● **STATED GOAL**
Without the pictures, return each record as it appears.

*-*-*

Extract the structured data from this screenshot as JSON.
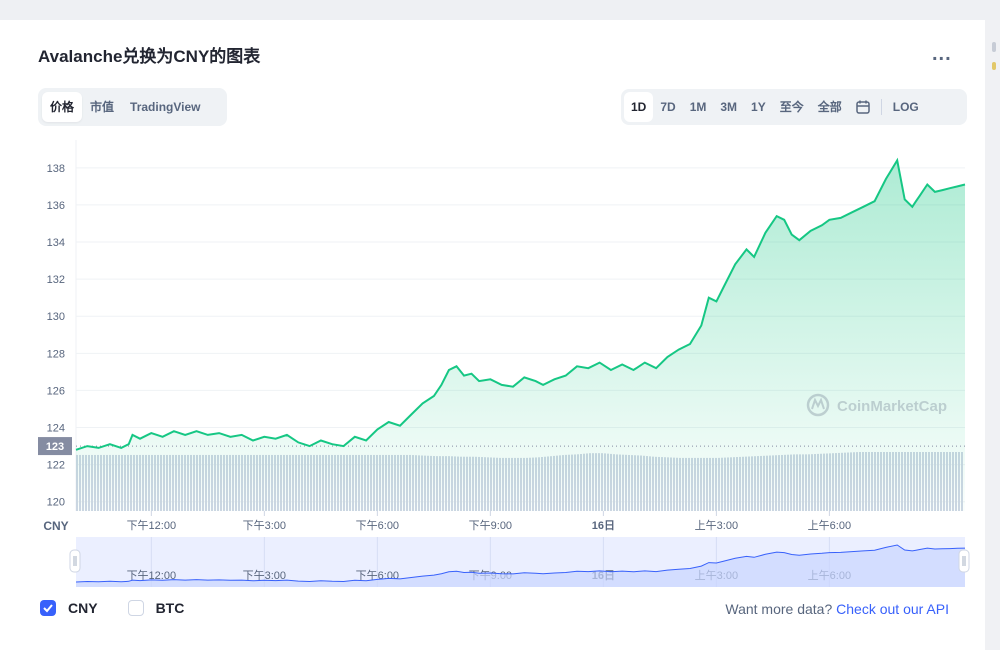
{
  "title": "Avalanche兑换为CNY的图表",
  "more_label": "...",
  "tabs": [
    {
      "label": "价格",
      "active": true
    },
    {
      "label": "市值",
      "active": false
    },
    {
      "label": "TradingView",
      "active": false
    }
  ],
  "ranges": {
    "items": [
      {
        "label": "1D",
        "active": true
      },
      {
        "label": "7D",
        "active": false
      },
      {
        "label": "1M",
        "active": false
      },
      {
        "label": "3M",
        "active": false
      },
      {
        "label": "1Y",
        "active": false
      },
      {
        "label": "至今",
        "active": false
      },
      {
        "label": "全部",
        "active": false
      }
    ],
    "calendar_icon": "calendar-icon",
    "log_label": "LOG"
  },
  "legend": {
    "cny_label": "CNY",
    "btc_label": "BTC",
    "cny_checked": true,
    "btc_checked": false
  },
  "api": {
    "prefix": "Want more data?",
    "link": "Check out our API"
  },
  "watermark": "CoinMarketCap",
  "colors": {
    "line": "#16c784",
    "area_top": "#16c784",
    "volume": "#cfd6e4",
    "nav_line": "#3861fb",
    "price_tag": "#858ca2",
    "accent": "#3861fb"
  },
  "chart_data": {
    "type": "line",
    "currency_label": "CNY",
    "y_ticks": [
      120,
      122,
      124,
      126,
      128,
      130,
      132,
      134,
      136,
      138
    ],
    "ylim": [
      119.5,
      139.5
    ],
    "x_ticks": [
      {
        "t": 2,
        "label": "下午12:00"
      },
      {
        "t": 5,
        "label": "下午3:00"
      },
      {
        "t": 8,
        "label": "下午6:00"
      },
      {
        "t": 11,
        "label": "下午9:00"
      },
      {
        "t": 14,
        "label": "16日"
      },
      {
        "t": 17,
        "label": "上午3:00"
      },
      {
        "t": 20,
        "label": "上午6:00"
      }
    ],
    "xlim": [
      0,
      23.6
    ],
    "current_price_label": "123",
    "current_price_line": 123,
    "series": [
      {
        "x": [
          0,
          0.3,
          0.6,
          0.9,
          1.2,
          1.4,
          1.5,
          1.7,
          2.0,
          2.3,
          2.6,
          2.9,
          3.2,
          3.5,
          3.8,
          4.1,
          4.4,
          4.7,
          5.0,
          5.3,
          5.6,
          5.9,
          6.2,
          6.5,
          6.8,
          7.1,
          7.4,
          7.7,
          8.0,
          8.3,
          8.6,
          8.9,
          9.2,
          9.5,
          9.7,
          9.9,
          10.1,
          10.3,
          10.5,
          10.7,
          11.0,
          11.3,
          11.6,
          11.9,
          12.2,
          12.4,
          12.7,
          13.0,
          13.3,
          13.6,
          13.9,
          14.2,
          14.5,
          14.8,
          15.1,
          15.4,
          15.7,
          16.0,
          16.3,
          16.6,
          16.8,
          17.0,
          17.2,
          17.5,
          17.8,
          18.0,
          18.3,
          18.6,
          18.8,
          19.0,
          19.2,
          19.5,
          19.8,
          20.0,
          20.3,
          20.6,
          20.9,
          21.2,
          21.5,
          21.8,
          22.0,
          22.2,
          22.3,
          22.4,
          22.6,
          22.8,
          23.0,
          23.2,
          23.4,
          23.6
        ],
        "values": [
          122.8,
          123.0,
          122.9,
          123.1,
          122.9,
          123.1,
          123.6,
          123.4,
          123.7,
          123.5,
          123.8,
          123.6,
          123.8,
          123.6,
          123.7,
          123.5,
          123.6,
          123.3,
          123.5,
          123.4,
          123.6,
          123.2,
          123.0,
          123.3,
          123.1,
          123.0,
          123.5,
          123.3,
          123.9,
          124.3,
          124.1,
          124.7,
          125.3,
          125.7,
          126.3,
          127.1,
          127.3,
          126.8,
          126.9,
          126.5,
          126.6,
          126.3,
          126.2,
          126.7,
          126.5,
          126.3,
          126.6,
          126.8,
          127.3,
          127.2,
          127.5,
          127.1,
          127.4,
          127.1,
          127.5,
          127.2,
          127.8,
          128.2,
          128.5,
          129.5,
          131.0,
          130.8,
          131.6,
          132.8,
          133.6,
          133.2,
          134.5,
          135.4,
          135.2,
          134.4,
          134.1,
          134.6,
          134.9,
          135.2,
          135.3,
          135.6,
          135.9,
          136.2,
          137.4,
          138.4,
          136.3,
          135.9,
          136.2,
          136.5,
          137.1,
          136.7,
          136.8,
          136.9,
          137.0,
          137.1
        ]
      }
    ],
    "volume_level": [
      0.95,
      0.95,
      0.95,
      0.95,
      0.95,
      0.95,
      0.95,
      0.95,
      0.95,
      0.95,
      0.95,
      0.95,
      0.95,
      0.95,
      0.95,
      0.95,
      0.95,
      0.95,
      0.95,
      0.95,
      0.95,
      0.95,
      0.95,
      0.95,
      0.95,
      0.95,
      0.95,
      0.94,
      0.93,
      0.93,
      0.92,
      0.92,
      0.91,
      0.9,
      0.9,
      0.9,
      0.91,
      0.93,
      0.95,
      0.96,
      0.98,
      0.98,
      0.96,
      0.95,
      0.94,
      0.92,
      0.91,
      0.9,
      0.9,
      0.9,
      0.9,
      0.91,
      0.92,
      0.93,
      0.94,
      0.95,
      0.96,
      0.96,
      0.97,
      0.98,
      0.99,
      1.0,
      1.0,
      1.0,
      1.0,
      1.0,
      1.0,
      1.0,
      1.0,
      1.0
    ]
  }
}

*-*-*

● **FULL OUTPUT**
Extract the structured data from this screenshot as JSON.
{
  "title": "Avalanche兑换为CNY的图表",
  "more_label": "...",
  "tabs": [
    {
      "label": "价格",
      "active": true
    },
    {
      "label": "市值",
      "active": false
    },
    {
      "label": "TradingView",
      "active": false
    }
  ],
  "ranges": {
    "items": [
      {
        "label": "1D",
        "active": true
      },
      {
        "label": "7D",
        "active": false
      },
      {
        "label": "1M",
        "active": false
      },
      {
        "label": "3M",
        "active": false
      },
      {
        "label": "1Y",
        "active": false
      },
      {
        "label": "至今",
        "active": false
      },
      {
        "label": "全部",
        "active": false
      }
    ],
    "calendar_icon": "calendar-icon",
    "log_label": "LOG"
  },
  "legend": {
    "cny_label": "CNY",
    "btc_label": "BTC",
    "cny_checked": true,
    "btc_checked": false
  },
  "api": {
    "prefix": "Want more data?",
    "link": "Check out our API"
  },
  "watermark": "CoinMarketCap",
  "colors": {
    "line": "#16c784",
    "area_top": "#16c784",
    "volume": "#cfd6e4",
    "nav_line": "#3861fb",
    "price_tag": "#858ca2",
    "accent": "#3861fb"
  },
  "chart_data": {
    "type": "line",
    "currency_label": "CNY",
    "y_ticks": [
      120,
      122,
      124,
      126,
      128,
      130,
      132,
      134,
      136,
      138
    ],
    "ylim": [
      119.5,
      139.5
    ],
    "x_ticks": [
      {
        "t": 2,
        "label": "下午12:00"
      },
      {
        "t": 5,
        "label": "下午3:00"
      },
      {
        "t": 8,
        "label": "下午6:00"
      },
      {
        "t": 11,
        "label": "下午9:00"
      },
      {
        "t": 14,
        "label": "16日"
      },
      {
        "t": 17,
        "label": "上午3:00"
      },
      {
        "t": 20,
        "label": "上午6:00"
      }
    ],
    "xlim": [
      0,
      23.6
    ],
    "current_price_label": "123",
    "current_price_line": 123,
    "series": [
      {
        "x": [
          0,
          0.3,
          0.6,
          0.9,
          1.2,
          1.4,
          1.5,
          1.7,
          2.0,
          2.3,
          2.6,
          2.9,
          3.2,
          3.5,
          3.8,
          4.1,
          4.4,
          4.7,
          5.0,
          5.3,
          5.6,
          5.9,
          6.2,
          6.5,
          6.8,
          7.1,
          7.4,
          7.7,
          8.0,
          8.3,
          8.6,
          8.9,
          9.2,
          9.5,
          9.7,
          9.9,
          10.1,
          10.3,
          10.5,
          10.7,
          11.0,
          11.3,
          11.6,
          11.9,
          12.2,
          12.4,
          12.7,
          13.0,
          13.3,
          13.6,
          13.9,
          14.2,
          14.5,
          14.8,
          15.1,
          15.4,
          15.7,
          16.0,
          16.3,
          16.6,
          16.8,
          17.0,
          17.2,
          17.5,
          17.8,
          18.0,
          18.3,
          18.6,
          18.8,
          19.0,
          19.2,
          19.5,
          19.8,
          20.0,
          20.3,
          20.6,
          20.9,
          21.2,
          21.5,
          21.8,
          22.0,
          22.2,
          22.3,
          22.4,
          22.6,
          22.8,
          23.0,
          23.2,
          23.4,
          23.6
        ],
        "values": [
          122.8,
          123.0,
          122.9,
          123.1,
          122.9,
          123.1,
          123.6,
          123.4,
          123.7,
          123.5,
          123.8,
          123.6,
          123.8,
          123.6,
          123.7,
          123.5,
          123.6,
          123.3,
          123.5,
          123.4,
          123.6,
          123.2,
          123.0,
          123.3,
          123.1,
          123.0,
          123.5,
          123.3,
          123.9,
          124.3,
          124.1,
          124.7,
          125.3,
          125.7,
          126.3,
          127.1,
          127.3,
          126.8,
          126.9,
          126.5,
          126.6,
          126.3,
          126.2,
          126.7,
          126.5,
          126.3,
          126.6,
          126.8,
          127.3,
          127.2,
          127.5,
          127.1,
          127.4,
          127.1,
          127.5,
          127.2,
          127.8,
          128.2,
          128.5,
          129.5,
          131.0,
          130.8,
          131.6,
          132.8,
          133.6,
          133.2,
          134.5,
          135.4,
          135.2,
          134.4,
          134.1,
          134.6,
          134.9,
          135.2,
          135.3,
          135.6,
          135.9,
          136.2,
          137.4,
          138.4,
          136.3,
          135.9,
          136.2,
          136.5,
          137.1,
          136.7,
          136.8,
          136.9,
          137.0,
          137.1
        ]
      }
    ],
    "volume_level": [
      0.95,
      0.95,
      0.95,
      0.95,
      0.95,
      0.95,
      0.95,
      0.95,
      0.95,
      0.95,
      0.95,
      0.95,
      0.95,
      0.95,
      0.95,
      0.95,
      0.95,
      0.95,
      0.95,
      0.95,
      0.95,
      0.95,
      0.95,
      0.95,
      0.95,
      0.95,
      0.95,
      0.94,
      0.93,
      0.93,
      0.92,
      0.92,
      0.91,
      0.9,
      0.9,
      0.9,
      0.91,
      0.93,
      0.95,
      0.96,
      0.98,
      0.98,
      0.96,
      0.95,
      0.94,
      0.92,
      0.91,
      0.9,
      0.9,
      0.9,
      0.9,
      0.91,
      0.92,
      0.93,
      0.94,
      0.95,
      0.96,
      0.96,
      0.97,
      0.98,
      0.99,
      1.0,
      1.0,
      1.0,
      1.0,
      1.0,
      1.0,
      1.0,
      1.0,
      1.0
    ]
  }
}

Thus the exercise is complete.